━━ RECORDS SUPPLIED ━━
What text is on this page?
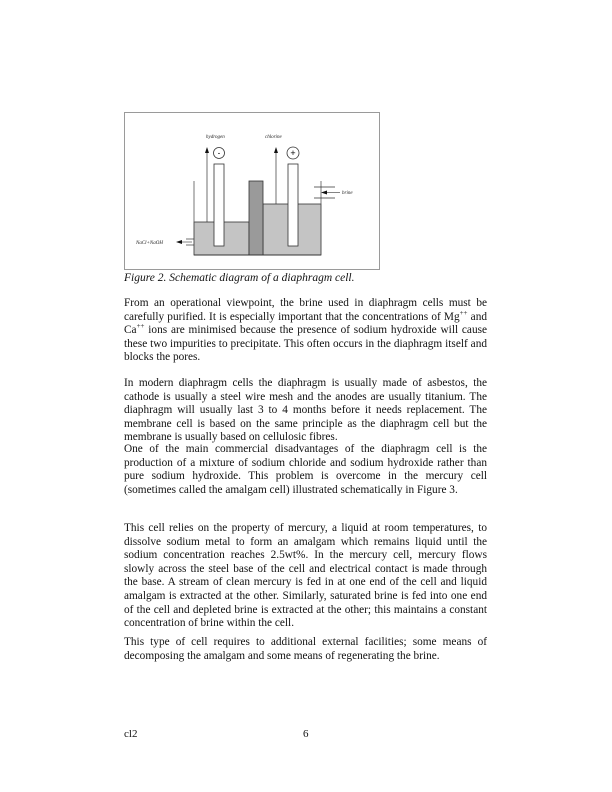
-	+
hydrogen	chlorine
brine
NaCl+NaOH
Figure 2. Schematic diagram of a diaphragm cell.

From an operational viewpoint, the brine used in diaphragm cells must be carefully purified. It is especially important that the concentrations of Mg++ and Ca++ ions are minimised because the presence of sodium hydroxide will cause these two impurities to precipitate. This often occurs in the diaphragm itself and blocks the pores.

In modern diaphragm cells the diaphragm is usually made of asbestos, the cathode is usually a steel wire mesh and the anodes are usually titanium. The diaphragm will usually last 3 to 4 months before it needs replacement. The membrane cell is based on the same principle as the diaphragm cell but the membrane is usually based on cellulosic fibres.

One of the main commercial disadvantages of the diaphragm cell is the production of a mixture of sodium chloride and sodium hydroxide rather than pure sodium hydroxide. This problem is overcome in the mercury cell (sometimes called the amalgam cell) illustrated schematically in Figure 3.

This cell relies on the property of mercury, a liquid at room temperatures, to dissolve sodium metal to form an amalgam which remains liquid until the sodium concentration reaches 2.5wt%. In the mercury cell, mercury flows slowly across the steel base of the cell and electrical contact is made through the base. A stream of clean mercury is fed in at one end of the cell and liquid amalgam is extracted at the other. Similarly, saturated brine is fed into one end of the cell and depleted brine is extracted at the other; this maintains a constant concentration of brine within the cell.

This type of cell requires to additional external facilities; some means of decomposing the amalgam and some means of regenerating the brine.

cl2	6
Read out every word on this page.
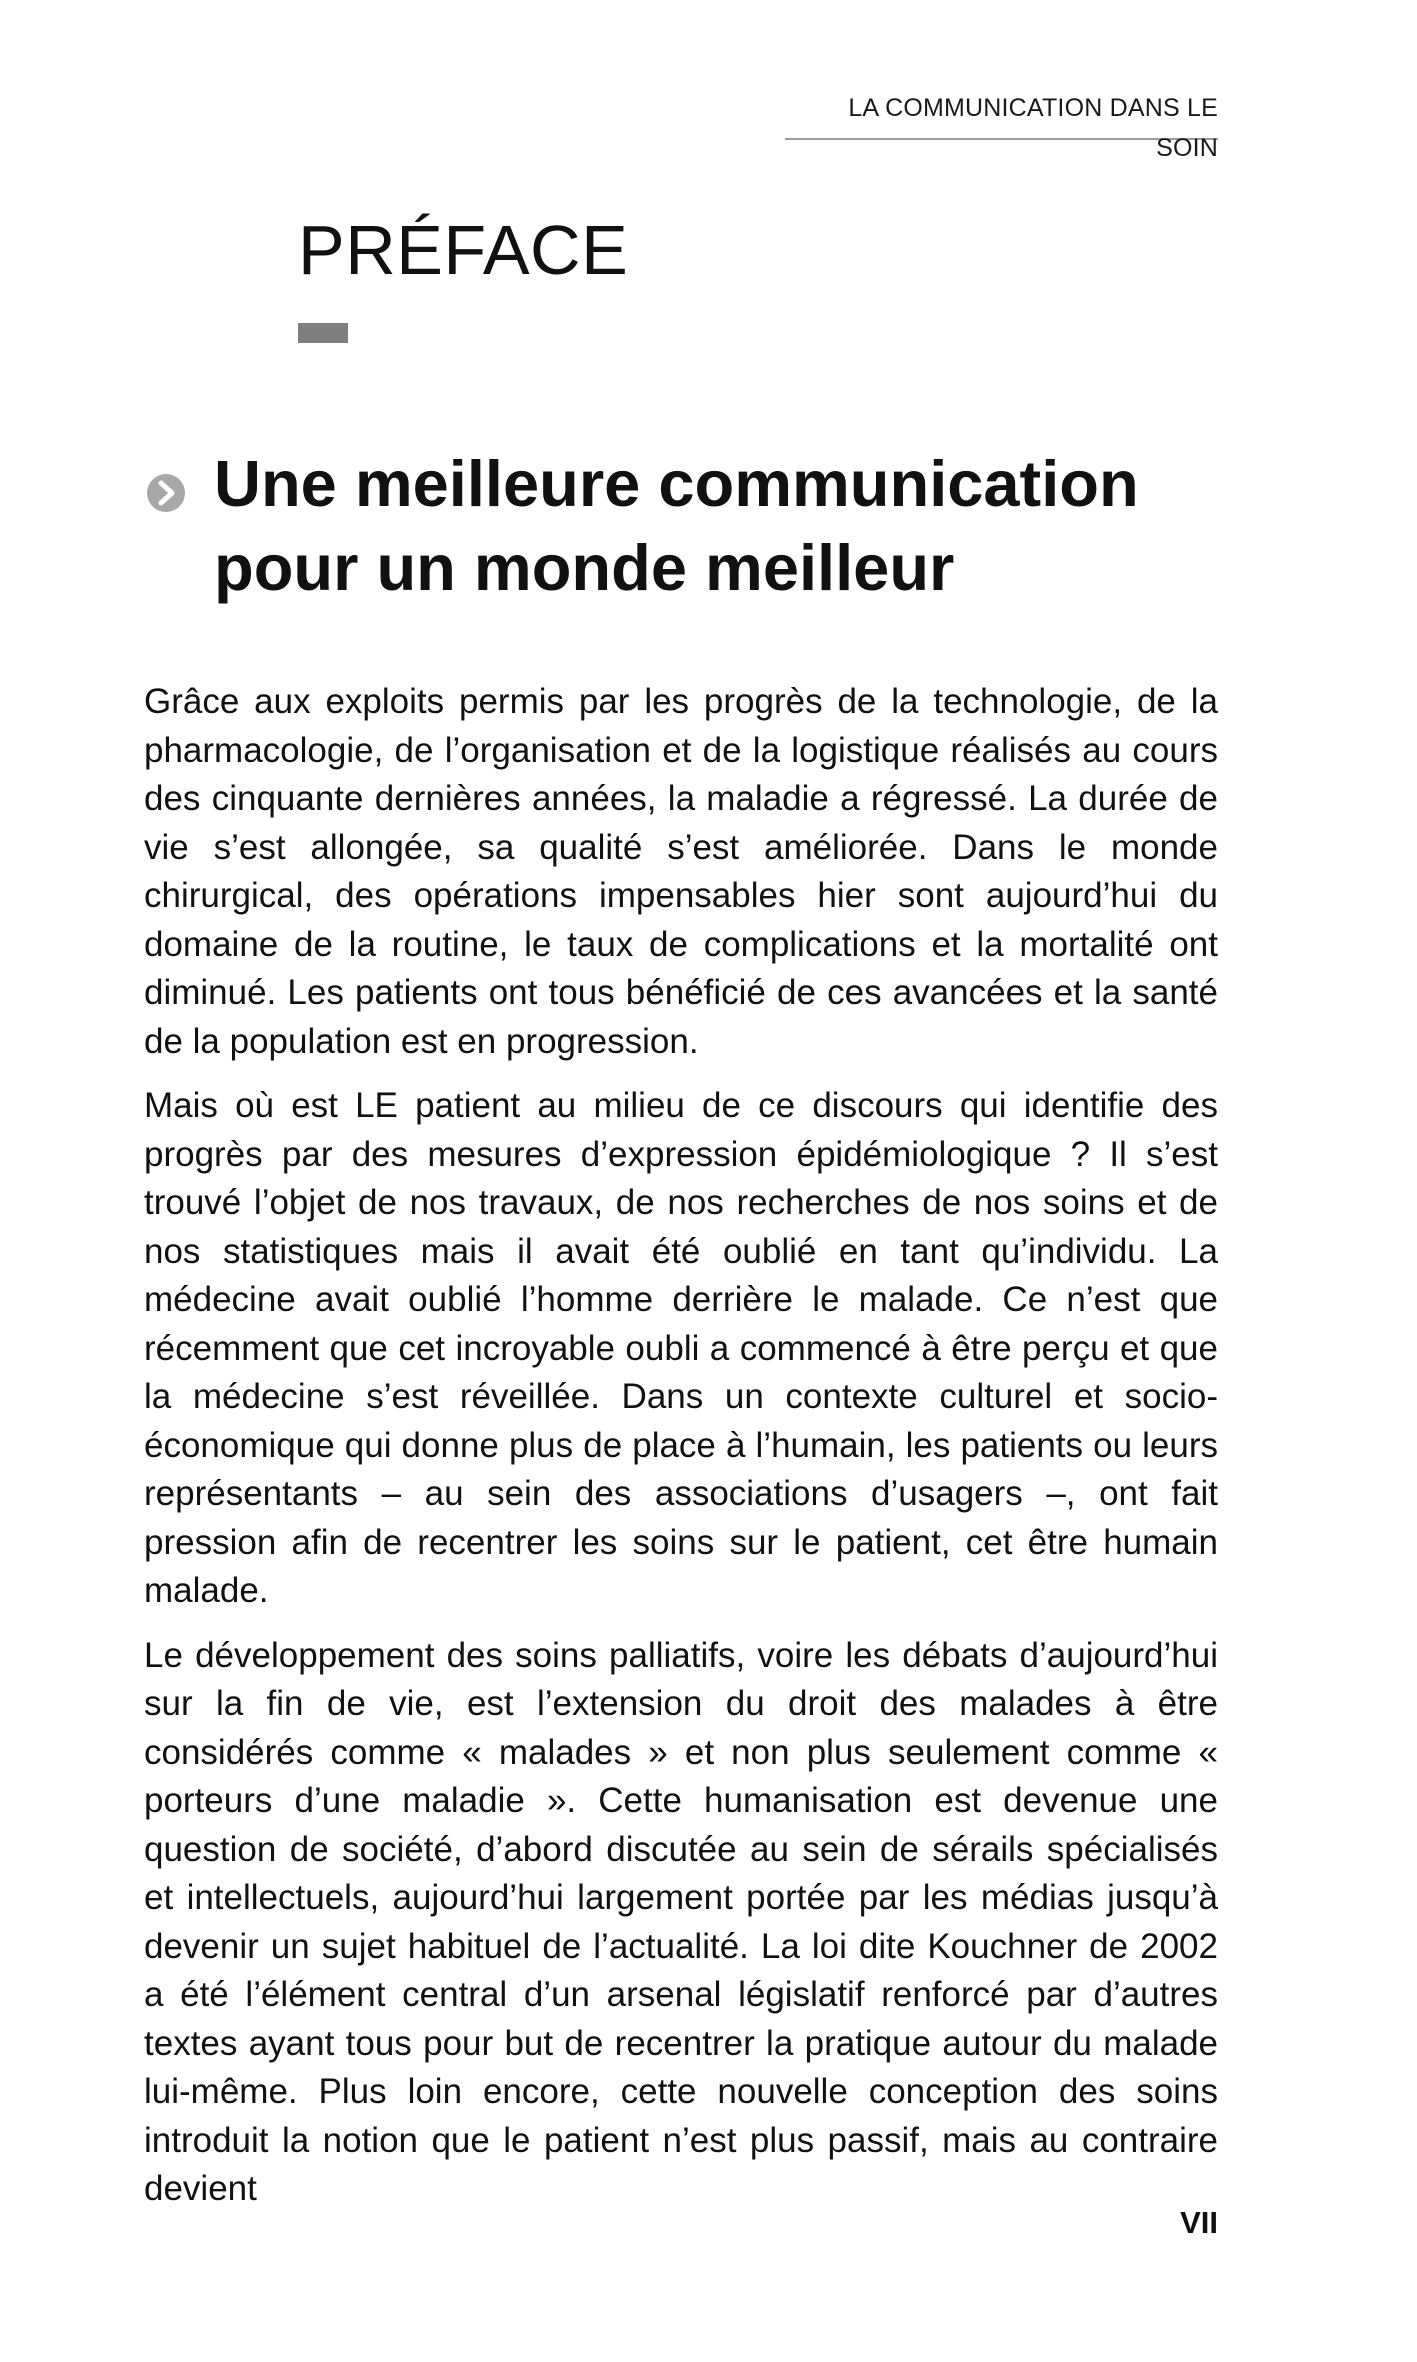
LA COMMUNICATION DANS LE SOIN
PRÉFACE
Une meilleure communication pour un monde meilleur

Grâce aux exploits permis par les progrès de la technologie, de la pharmacologie, de l’organisation et de la logistique réalisés au cours des cinquante dernières années, la maladie a régressé. La durée de vie s’est allongée, sa qualité s’est améliorée. Dans le monde chirurgical, des opérations impensables hier sont aujourd’hui du domaine de la routine, le taux de complications et la mortalité ont diminué. Les patients ont tous bénéficié de ces avancées et la santé de la population est en progression.

Mais où est LE patient au milieu de ce discours qui identifie des progrès par des mesures d’expression épidémiologique ? Il s’est trouvé l’objet de nos travaux, de nos recherches de nos soins et de nos statistiques mais il avait été oublié en tant qu’individu. La médecine avait oublié l’homme derrière le malade. Ce n’est que récemment que cet incroyable oubli a commencé à être perçu et que la médecine s’est réveillée. Dans un contexte culturel et socio-économique qui donne plus de place à l’humain, les patients ou leurs représentants – au sein des associations d’usagers –, ont fait pression afin de recentrer les soins sur le patient, cet être humain malade.

Le développement des soins palliatifs, voire les débats d’aujourd’hui sur la fin de vie, est l’extension du droit des malades à être considérés comme « malades » et non plus seulement comme « porteurs d’une maladie ». Cette humanisation est devenue une question de société, d’abord discutée au sein de sérails spécialisés et intellectuels, aujourd’hui largement portée par les médias jusqu’à devenir un sujet habituel de l’actualité. La loi dite Kouchner de 2002 a été l’élément central d’un arsenal législatif renforcé par d’autres textes ayant tous pour but de recentrer la pratique autour du malade lui-même. Plus loin encore, cette nouvelle conception des soins introduit la notion que le patient n’est plus passif, mais au contraire devient

VII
━━━
* **EXERCISE DETAILS**
The copy must include every record exactly and none of the pictures.

* **REPLY**
What text is on this page?
-	+
hydrogen	chlorine
brine
NaCl+NaOH
Figure 2. Schematic diagram of a diaphragm cell.

From an operational viewpoint, the brine used in diaphragm cells must be carefully purified. It is especially important that the concentrations of Mg++ and Ca++ ions are minimised because the presence of sodium hydroxide will cause these two impurities to precipitate. This often occurs in the diaphragm itself and blocks the pores.

In modern diaphragm cells the diaphragm is usually made of asbestos, the cathode is usually a steel wire mesh and the anodes are usually titanium. The diaphragm will usually last 3 to 4 months before it needs replacement. The membrane cell is based on the same principle as the diaphragm cell but the membrane is usually based on cellulosic fibres.

One of the main commercial disadvantages of the diaphragm cell is the production of a mixture of sodium chloride and sodium hydroxide rather than pure sodium hydroxide. This problem is overcome in the mercury cell (sometimes called the amalgam cell) illustrated schematically in Figure 3.

This cell relies on the property of mercury, a liquid at room temperatures, to dissolve sodium metal to form an amalgam which remains liquid until the sodium concentration reaches 2.5wt%. In the mercury cell, mercury flows slowly across the steel base of the cell and electrical contact is made through the base. A stream of clean mercury is fed in at one end of the cell and liquid amalgam is extracted at the other. Similarly, saturated brine is fed into one end of the cell and depleted brine is extracted at the other; this maintains a constant concentration of brine within the cell.

This type of cell requires to additional external facilities; some means of decomposing the amalgam and some means of regenerating the brine.

cl2	6
Read out every word on this page.
LA COMMUNICATION DANS LE SOIN
PRÉFACE
Une meilleure communication pour un monde meilleur

Grâce aux exploits permis par les progrès de la technologie, de la pharmacologie, de l’organisation et de la logistique réalisés au cours des cinquante dernières années, la maladie a régressé. La durée de vie s’est allongée, sa qualité s’est améliorée. Dans le monde chirurgical, des opérations impensables hier sont aujourd’hui du domaine de la routine, le taux de complications et la mortalité ont diminué. Les patients ont tous bénéficié de ces avancées et la santé de la population est en progression.

Mais où est LE patient au milieu de ce discours qui identifie des progrès par des mesures d’expression épidémiologique ? Il s’est trouvé l’objet de nos travaux, de nos recherches de nos soins et de nos statistiques mais il avait été oublié en tant qu’individu. La médecine avait oublié l’homme derrière le malade. Ce n’est que récemment que cet incroyable oubli a commencé à être perçu et que la médecine s’est réveillée. Dans un contexte culturel et socio-économique qui donne plus de place à l’humain, les patients ou leurs représentants – au sein des associations d’usagers –, ont fait pression afin de recentrer les soins sur le patient, cet être humain malade.

Le développement des soins palliatifs, voire les débats d’aujourd’hui sur la fin de vie, est l’extension du droit des malades à être considérés comme « malades » et non plus seulement comme « porteurs d’une maladie ». Cette humanisation est devenue une question de société, d’abord discutée au sein de sérails spécialisés et intellectuels, aujourd’hui largement portée par les médias jusqu’à devenir un sujet habituel de l’actualité. La loi dite Kouchner de 2002 a été l’élément central d’un arsenal législatif renforcé par d’autres textes ayant tous pour but de recentrer la pratique autour du malade lui-même. Plus loin encore, cette nouvelle conception des soins introduit la notion que le patient n’est plus passif, mais au contraire devient

VII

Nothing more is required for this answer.